• _WRITTEN TASK_:
Check each line below for the word "xlabel", and copy those that have it.

• _ENTRIES SUPPLIED_:
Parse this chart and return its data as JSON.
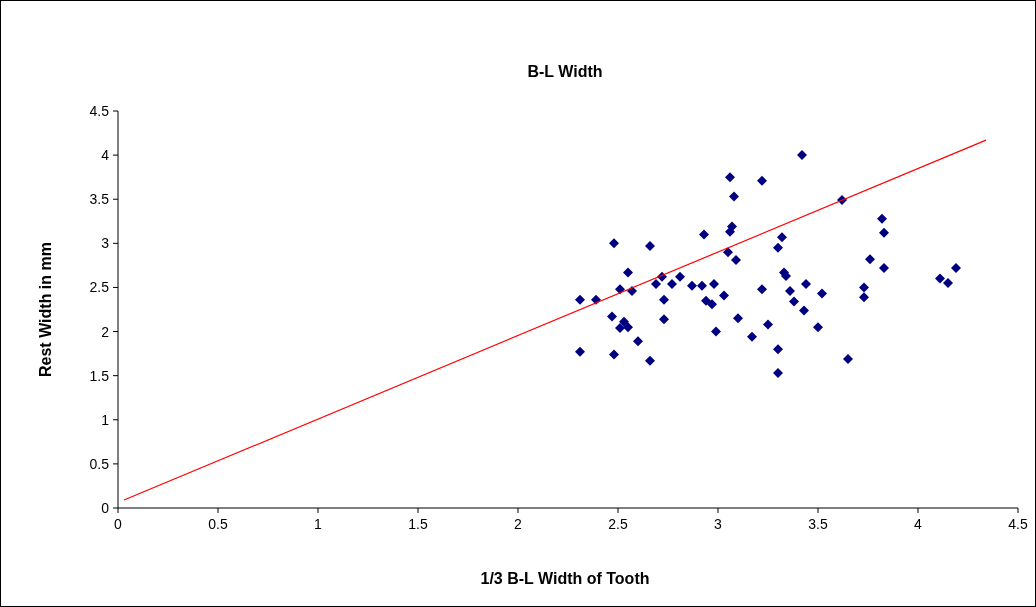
{
  "chart_data": {
    "type": "scatter",
    "title": "B-L Width",
    "xlabel": "1/3 B-L Width of Tooth",
    "ylabel": "Rest Width in mm",
    "xlim": [
      0,
      4.5
    ],
    "ylim": [
      0,
      4.5
    ],
    "xticks": [
      0,
      0.5,
      1,
      1.5,
      2,
      2.5,
      3,
      3.5,
      4,
      4.5
    ],
    "yticks": [
      0,
      0.5,
      1,
      1.5,
      2,
      2.5,
      3,
      3.5,
      4,
      4.5
    ],
    "grid": false,
    "series": [
      {
        "marker": "diamond",
        "color": "#000080",
        "x": [
          2.31,
          2.31,
          2.39,
          2.47,
          2.48,
          2.48,
          2.51,
          2.51,
          2.53,
          2.55,
          2.55,
          2.57,
          2.6,
          2.66,
          2.66,
          2.69,
          2.72,
          2.73,
          2.73,
          2.77,
          2.81,
          2.87,
          2.92,
          2.93,
          2.94,
          2.97,
          2.98,
          2.99,
          3.03,
          3.05,
          3.06,
          3.06,
          3.07,
          3.08,
          3.09,
          3.1,
          3.17,
          3.22,
          3.22,
          3.25,
          3.3,
          3.3,
          3.3,
          3.32,
          3.33,
          3.34,
          3.36,
          3.38,
          3.42,
          3.43,
          3.44,
          3.5,
          3.52,
          3.62,
          3.65,
          3.73,
          3.73,
          3.76,
          3.82,
          3.83,
          3.83,
          4.11,
          4.15,
          4.19
        ],
        "values": [
          2.36,
          1.77,
          2.36,
          2.17,
          3.0,
          1.74,
          2.48,
          2.04,
          2.11,
          2.67,
          2.05,
          2.46,
          1.89,
          2.97,
          1.67,
          2.54,
          2.62,
          2.36,
          2.14,
          2.54,
          2.62,
          2.52,
          2.52,
          3.1,
          2.35,
          2.31,
          2.54,
          2.0,
          2.41,
          2.9,
          3.75,
          3.13,
          3.19,
          3.53,
          2.81,
          2.15,
          1.94,
          3.71,
          2.48,
          2.08,
          2.95,
          1.8,
          1.53,
          3.07,
          2.67,
          2.63,
          2.46,
          2.34,
          4.0,
          2.24,
          2.54,
          2.05,
          2.43,
          3.49,
          1.69,
          2.5,
          2.39,
          2.82,
          3.28,
          3.12,
          2.72,
          2.6,
          2.55,
          2.72
        ]
      },
      {
        "type": "line",
        "marker": "none",
        "color": "#ff0000",
        "x": [
          0.03,
          4.34
        ],
        "values": [
          0.09,
          4.17
        ]
      }
    ]
  }
}
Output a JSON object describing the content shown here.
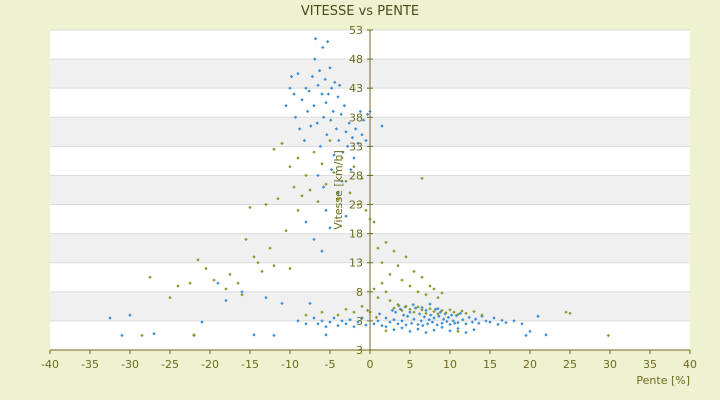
{
  "chart_data": {
    "type": "scatter",
    "title": "VITESSE vs PENTE",
    "xlabel": "Pente [%]",
    "ylabel": "Vitesse [km/h]",
    "xlim": [
      -40,
      40
    ],
    "x_ticks": [
      -40,
      -35,
      -30,
      -25,
      -20,
      -15,
      -10,
      -5,
      0,
      5,
      10,
      15,
      20,
      25,
      30,
      35,
      40
    ],
    "y_tick_labels": [
      "53",
      "48",
      "43",
      "38",
      "33",
      "28",
      "23",
      "18",
      "13",
      "8",
      "3",
      "3"
    ],
    "grid": true,
    "legend": "none",
    "colors": {
      "background": "#eef2d0",
      "band_light": "#ffffff",
      "band_dark": "#f0f0f0",
      "series_blue": "#3a8fd6",
      "series_olive": "#8a9a2a",
      "axis": "#6b6b1e"
    },
    "series": [
      {
        "color_key": "series_blue",
        "points": [
          [
            -32.5,
            5.5
          ],
          [
            -31,
            2.5
          ],
          [
            -30,
            6
          ],
          [
            -27,
            2.8
          ],
          [
            -22,
            2.5
          ],
          [
            -21,
            4.8
          ],
          [
            -19,
            11.5
          ],
          [
            -18,
            8.5
          ],
          [
            -16,
            10
          ],
          [
            -14.5,
            2.6
          ],
          [
            -13,
            9
          ],
          [
            -12,
            2.5
          ],
          [
            -11,
            8
          ],
          [
            -10.5,
            42
          ],
          [
            -10,
            45
          ],
          [
            -9.8,
            47
          ],
          [
            -9.5,
            44
          ],
          [
            -9.3,
            40
          ],
          [
            -9,
            47.5
          ],
          [
            -8.8,
            38
          ],
          [
            -8.5,
            43
          ],
          [
            -8.2,
            36
          ],
          [
            -8,
            45
          ],
          [
            -7.8,
            41
          ],
          [
            -7.6,
            44.5
          ],
          [
            -7.4,
            38.5
          ],
          [
            -7.2,
            47
          ],
          [
            -7,
            42
          ],
          [
            -6.9,
            50
          ],
          [
            -6.8,
            53.5
          ],
          [
            -6.6,
            39
          ],
          [
            -6.5,
            45.5
          ],
          [
            -6.3,
            48
          ],
          [
            -6.2,
            35
          ],
          [
            -6,
            44
          ],
          [
            -5.9,
            52
          ],
          [
            -5.8,
            40
          ],
          [
            -5.6,
            46.5
          ],
          [
            -5.5,
            42.5
          ],
          [
            -5.4,
            37
          ],
          [
            -5.3,
            53
          ],
          [
            -5.2,
            44
          ],
          [
            -5,
            48.5
          ],
          [
            -4.9,
            39.5
          ],
          [
            -4.8,
            45
          ],
          [
            -4.6,
            41
          ],
          [
            -4.5,
            33.5
          ],
          [
            -4.4,
            46
          ],
          [
            -4.2,
            38
          ],
          [
            -4,
            43.5
          ],
          [
            -3.9,
            36
          ],
          [
            -3.8,
            45.5
          ],
          [
            -3.6,
            40.5
          ],
          [
            -3.4,
            34
          ],
          [
            -3.2,
            42
          ],
          [
            -3,
            37.5
          ],
          [
            -2.8,
            35
          ],
          [
            -2.6,
            39
          ],
          [
            -2.4,
            31
          ],
          [
            -2.2,
            36.5
          ],
          [
            -2,
            33
          ],
          [
            -1.8,
            38
          ],
          [
            -1.5,
            35.5
          ],
          [
            -1.2,
            41
          ],
          [
            -1,
            37
          ],
          [
            -0.8,
            39.5
          ],
          [
            -0.5,
            36
          ],
          [
            -0.3,
            40.5
          ],
          [
            0,
            41
          ],
          [
            -8,
            22
          ],
          [
            -7,
            19
          ],
          [
            -6,
            17
          ],
          [
            -5.5,
            24
          ],
          [
            -5,
            21
          ],
          [
            -4,
            27
          ],
          [
            -3,
            23
          ],
          [
            -6.5,
            30
          ],
          [
            -5.8,
            28
          ],
          [
            -4.8,
            31
          ],
          [
            -3.5,
            29
          ],
          [
            1.5,
            38.5
          ],
          [
            -7.5,
            8
          ],
          [
            -6.5,
            4.5
          ],
          [
            -6,
            5
          ],
          [
            -5.5,
            4
          ],
          [
            -5,
            4.8
          ],
          [
            -4.5,
            5.5
          ],
          [
            -4,
            4.2
          ],
          [
            -3.5,
            5
          ],
          [
            -3,
            4.5
          ],
          [
            -2.5,
            5.2
          ],
          [
            -2,
            4
          ],
          [
            -1.5,
            4.8
          ],
          [
            -1,
            5.5
          ],
          [
            -0.5,
            4.3
          ],
          [
            -8,
            4.5
          ],
          [
            -9,
            5
          ],
          [
            -7,
            5.5
          ],
          [
            -5.5,
            2.6
          ],
          [
            0.5,
            4.5
          ],
          [
            1,
            5
          ],
          [
            1.5,
            4.2
          ],
          [
            2,
            5.5
          ],
          [
            2.5,
            4.8
          ],
          [
            3,
            5.2
          ],
          [
            3.2,
            6.5
          ],
          [
            3.5,
            4.5
          ],
          [
            3.8,
            7
          ],
          [
            4,
            5
          ],
          [
            4.2,
            6
          ],
          [
            4.5,
            4.3
          ],
          [
            4.7,
            5.8
          ],
          [
            5,
            6.5
          ],
          [
            5.2,
            4.6
          ],
          [
            5.5,
            5.3
          ],
          [
            5.7,
            7.2
          ],
          [
            6,
            4.4
          ],
          [
            6.2,
            6.2
          ],
          [
            6.4,
            5
          ],
          [
            6.6,
            4.2
          ],
          [
            6.8,
            5.7
          ],
          [
            7,
            6.8
          ],
          [
            7.2,
            4.5
          ],
          [
            7.4,
            5.2
          ],
          [
            7.6,
            6
          ],
          [
            7.8,
            4.8
          ],
          [
            8,
            5.5
          ],
          [
            8.2,
            7
          ],
          [
            8.4,
            4.3
          ],
          [
            8.6,
            5.8
          ],
          [
            8.8,
            6.5
          ],
          [
            9,
            4.6
          ],
          [
            9.2,
            5.3
          ],
          [
            9.4,
            6.2
          ],
          [
            9.6,
            4.9
          ],
          [
            9.8,
            5.6
          ],
          [
            10,
            4.4
          ],
          [
            10.2,
            6
          ],
          [
            10.4,
            5
          ],
          [
            10.6,
            4.6
          ],
          [
            10.8,
            5.9
          ],
          [
            11,
            4.7
          ],
          [
            11.3,
            6.3
          ],
          [
            11.6,
            5.2
          ],
          [
            12,
            4.5
          ],
          [
            12.4,
            5.6
          ],
          [
            12.8,
            4.8
          ],
          [
            13.2,
            5.3
          ],
          [
            13.6,
            4.6
          ],
          [
            14,
            5.8
          ],
          [
            14.5,
            5
          ],
          [
            15,
            4.8
          ],
          [
            15.5,
            5.5
          ],
          [
            16,
            4.4
          ],
          [
            16.5,
            5.1
          ],
          [
            17,
            4.7
          ],
          [
            18,
            5
          ],
          [
            19,
            4.5
          ],
          [
            19.5,
            2.5
          ],
          [
            20,
            3.2
          ],
          [
            21,
            5.8
          ],
          [
            22,
            2.6
          ],
          [
            3,
            3.5
          ],
          [
            4,
            3.8
          ],
          [
            5,
            3.2
          ],
          [
            6,
            3.6
          ],
          [
            7,
            3
          ],
          [
            8,
            3.4
          ],
          [
            9,
            3.9
          ],
          [
            10,
            3.3
          ],
          [
            11,
            3.7
          ],
          [
            12,
            3
          ],
          [
            13,
            3.5
          ],
          [
            2,
            4
          ],
          [
            1.2,
            6.2
          ],
          [
            2.8,
            6.8
          ],
          [
            3.6,
            7.6
          ],
          [
            4.4,
            7.4
          ],
          [
            5.4,
            7.8
          ],
          [
            6.5,
            7.3
          ],
          [
            7.5,
            7.9
          ],
          [
            8.5,
            7.1
          ]
        ]
      },
      {
        "color_key": "series_olive",
        "points": [
          [
            -28.5,
            2.5
          ],
          [
            -27.5,
            12.5
          ],
          [
            -25,
            9
          ],
          [
            -24,
            11
          ],
          [
            -22.5,
            11.5
          ],
          [
            -22,
            2.6
          ],
          [
            -21.5,
            15.5
          ],
          [
            -20.5,
            14
          ],
          [
            -19.5,
            12
          ],
          [
            -18,
            10.5
          ],
          [
            -17.5,
            13
          ],
          [
            -16.5,
            11.5
          ],
          [
            -16,
            9.5
          ],
          [
            -15.5,
            19
          ],
          [
            -15,
            24.5
          ],
          [
            -14.5,
            16
          ],
          [
            -14,
            15
          ],
          [
            -13.5,
            13.5
          ],
          [
            -13,
            25
          ],
          [
            -12.5,
            17.5
          ],
          [
            -12,
            14.5
          ],
          [
            -12,
            34.5
          ],
          [
            -11.5,
            26
          ],
          [
            -11,
            35.5
          ],
          [
            -10.5,
            20.5
          ],
          [
            -10,
            31.5
          ],
          [
            -10,
            14
          ],
          [
            -9.5,
            28
          ],
          [
            -9,
            24
          ],
          [
            -9,
            33
          ],
          [
            -8.5,
            26.5
          ],
          [
            -8,
            30
          ],
          [
            -7.5,
            27.5
          ],
          [
            -7,
            34
          ],
          [
            -6.5,
            25.5
          ],
          [
            -6,
            32
          ],
          [
            -5.5,
            28.5
          ],
          [
            -5,
            36
          ],
          [
            -4.5,
            30.5
          ],
          [
            -4,
            26
          ],
          [
            -3.5,
            33
          ],
          [
            -3,
            29
          ],
          [
            -2.5,
            27
          ],
          [
            -2,
            31.5
          ],
          [
            -1.5,
            25
          ],
          [
            -1,
            29.5
          ],
          [
            -0.5,
            24
          ],
          [
            0,
            22.5
          ],
          [
            -8,
            6
          ],
          [
            -6,
            6.5
          ],
          [
            -4,
            6
          ],
          [
            -3,
            7
          ],
          [
            -2,
            6.5
          ],
          [
            -1,
            7.5
          ],
          [
            0,
            6.5
          ],
          [
            0.5,
            22
          ],
          [
            1,
            17.5
          ],
          [
            1.5,
            15
          ],
          [
            2,
            18.5
          ],
          [
            2.5,
            13
          ],
          [
            3,
            17
          ],
          [
            3.5,
            14.5
          ],
          [
            4,
            12
          ],
          [
            4.5,
            16
          ],
          [
            5,
            11
          ],
          [
            5.5,
            13.5
          ],
          [
            6,
            10
          ],
          [
            6.5,
            29.5
          ],
          [
            6.5,
            12.5
          ],
          [
            7,
            9.5
          ],
          [
            7.5,
            11
          ],
          [
            8,
            10.5
          ],
          [
            8.5,
            9
          ],
          [
            9,
            9.8
          ],
          [
            0.5,
            10.5
          ],
          [
            1,
            9
          ],
          [
            1.5,
            11.5
          ],
          [
            2,
            10
          ],
          [
            2.5,
            8.5
          ],
          [
            3,
            7.2
          ],
          [
            3.5,
            7.8
          ],
          [
            4,
            6.8
          ],
          [
            4.5,
            7.5
          ],
          [
            5,
            7
          ],
          [
            5.5,
            6.5
          ],
          [
            6,
            7.4
          ],
          [
            6.5,
            6.9
          ],
          [
            7,
            6.3
          ],
          [
            7.5,
            7.1
          ],
          [
            8,
            6.6
          ],
          [
            8.5,
            6.2
          ],
          [
            9,
            6.8
          ],
          [
            9.5,
            6.4
          ],
          [
            10,
            6.9
          ],
          [
            10.5,
            6.5
          ],
          [
            11,
            6.1
          ],
          [
            11.5,
            6.7
          ],
          [
            12,
            6.3
          ],
          [
            13,
            6.6
          ],
          [
            14,
            6
          ],
          [
            24.5,
            6.5
          ],
          [
            25,
            6.3
          ],
          [
            29.8,
            2.5
          ],
          [
            11,
            3.2
          ],
          [
            2,
            3.3
          ],
          [
            0.8,
            5.6
          ],
          [
            -0.3,
            6.8
          ]
        ]
      }
    ]
  }
}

• _RESPONSE TO THE EXERCISE_:
    "xlabel": "1/3 B-L Width of Tooth",
    "xlabel": "Pente [%]",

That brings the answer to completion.